(THE DATA):
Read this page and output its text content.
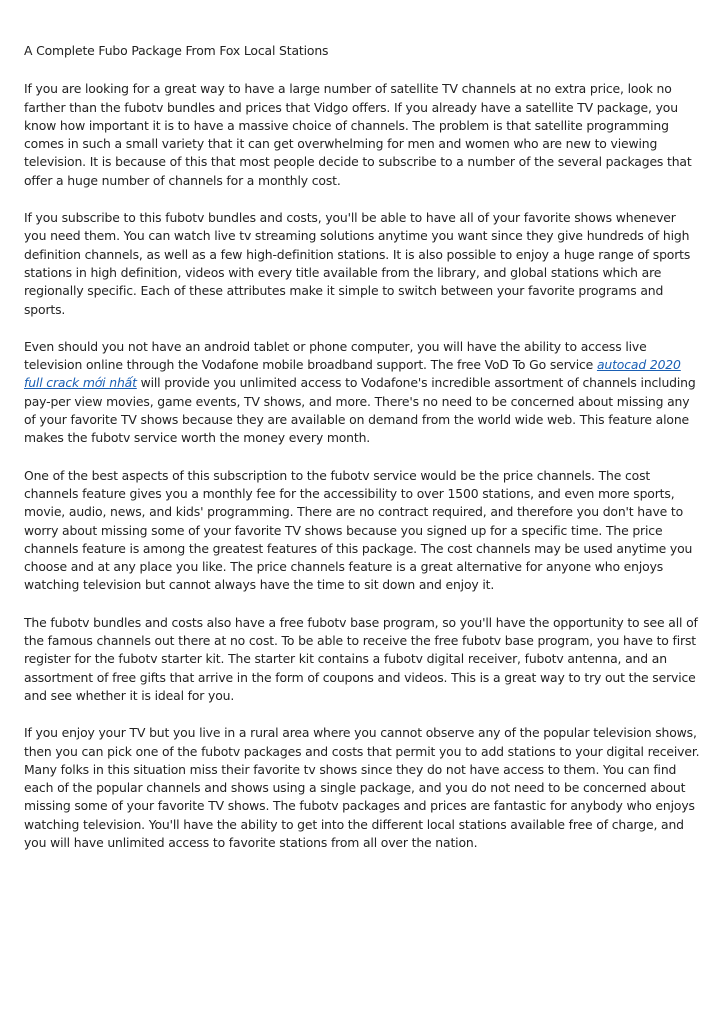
A Complete Fubo Package From Fox Local Stations

If you are looking for a great way to have a large number of satellite TV channels at no extra price, look no farther than the fubotv bundles and prices that Vidgo offers. If you already have a satellite TV package, you know how important it is to have a massive choice of channels. The problem is that satellite programming comes in such a small variety that it can get overwhelming for men and women who are new to viewing television. It is because of this that most people decide to subscribe to a number of the several packages that offer a huge number of channels for a monthly cost.

If you subscribe to this fubotv bundles and costs, you'll be able to have all of your favorite shows whenever you need them. You can watch live tv streaming solutions anytime you want since they give hundreds of high definition channels, as well as a few high-definition stations. It is also possible to enjoy a huge range of sports stations in high definition, videos with every title available from the library, and global stations which are regionally specific. Each of these attributes make it simple to switch between your favorite programs and sports.

Even should you not have an android tablet or phone computer, you will have the ability to access live television online through the Vodafone mobile broadband support. The free VoD To Go service autocad 2020 full crack mới nhất will provide you unlimited access to Vodafone's incredible assortment of channels including pay-per view movies, game events, TV shows, and more. There's no need to be concerned about missing any of your favorite TV shows because they are available on demand from the world wide web. This feature alone makes the fubotv service worth the money every month.

One of the best aspects of this subscription to the fubotv service would be the price channels. The cost channels feature gives you a monthly fee for the accessibility to over 1500 stations, and even more sports, movie, audio, news, and kids' programming. There are no contract required, and therefore you don't have to worry about missing some of your favorite TV shows because you signed up for a specific time. The price channels feature is among the greatest features of this package. The cost channels may be used anytime you choose and at any place you like. The price channels feature is a great alternative for anyone who enjoys watching television but cannot always have the time to sit down and enjoy it.

The fubotv bundles and costs also have a free fubotv base program, so you'll have the opportunity to see all of the famous channels out there at no cost. To be able to receive the free fubotv base program, you have to first register for the fubotv starter kit. The starter kit contains a fubotv digital receiver, fubotv antenna, and an assortment of free gifts that arrive in the form of coupons and videos. This is a great way to try out the service and see whether it is ideal for you.

If you enjoy your TV but you live in a rural area where you cannot observe any of the popular television shows, then you can pick one of the fubotv packages and costs that permit you to add stations to your digital receiver. Many folks in this situation miss their favorite tv shows since they do not have access to them. You can find each of the popular channels and shows using a single package, and you do not need to be concerned about missing some of your favorite TV shows. The fubotv packages and prices are fantastic for anybody who enjoys watching television. You'll have the ability to get into the different local stations available free of charge, and you will have unlimited access to favorite stations from all over the nation.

(DIRECTION):
Repeat the records above exactly, omitting every picture.

(REPLY):
Read this page and output its text content.
A Complete Fubo Package From Fox Local Stations

If you are looking for a great way to have a large number of satellite TV channels at no extra price, look no farther than the fubotv bundles and prices that Vidgo offers. If you already have a satellite TV package, you know how important it is to have a massive choice of channels. The problem is that satellite programming comes in such a small variety that it can get overwhelming for men and women who are new to viewing television. It is because of this that most people decide to subscribe to a number of the several packages that offer a huge number of channels for a monthly cost.

If you subscribe to this fubotv bundles and costs, you'll be able to have all of your favorite shows whenever you need them. You can watch live tv streaming solutions anytime you want since they give hundreds of high definition channels, as well as a few high-definition stations. It is also possible to enjoy a huge range of sports stations in high definition, videos with every title available from the library, and global stations which are regionally specific. Each of these attributes make it simple to switch between your favorite programs and sports.

Even should you not have an android tablet or phone computer, you will have the ability to access live television online through the Vodafone mobile broadband support. The free VoD To Go service autocad 2020 full crack mới nhất will provide you unlimited access to Vodafone's incredible assortment of channels including pay-per view movies, game events, TV shows, and more. There's no need to be concerned about missing any of your favorite TV shows because they are available on demand from the world wide web. This feature alone makes the fubotv service worth the money every month.

One of the best aspects of this subscription to the fubotv service would be the price channels. The cost channels feature gives you a monthly fee for the accessibility to over 1500 stations, and even more sports, movie, audio, news, and kids' programming. There are no contract required, and therefore you don't have to worry about missing some of your favorite TV shows because you signed up for a specific time. The price channels feature is among the greatest features of this package. The cost channels may be used anytime you choose and at any place you like. The price channels feature is a great alternative for anyone who enjoys watching television but cannot always have the time to sit down and enjoy it.

The fubotv bundles and costs also have a free fubotv base program, so you'll have the opportunity to see all of the famous channels out there at no cost. To be able to receive the free fubotv base program, you have to first register for the fubotv starter kit. The starter kit contains a fubotv digital receiver, fubotv antenna, and an assortment of free gifts that arrive in the form of coupons and videos. This is a great way to try out the service and see whether it is ideal for you.

If you enjoy your TV but you live in a rural area where you cannot observe any of the popular television shows, then you can pick one of the fubotv packages and costs that permit you to add stations to your digital receiver. Many folks in this situation miss their favorite tv shows since they do not have access to them. You can find each of the popular channels and shows using a single package, and you do not need to be concerned about missing some of your favorite TV shows. The fubotv packages and prices are fantastic for anybody who enjoys watching television. You'll have the ability to get into the different local stations available free of charge, and you will have unlimited access to favorite stations from all over the nation.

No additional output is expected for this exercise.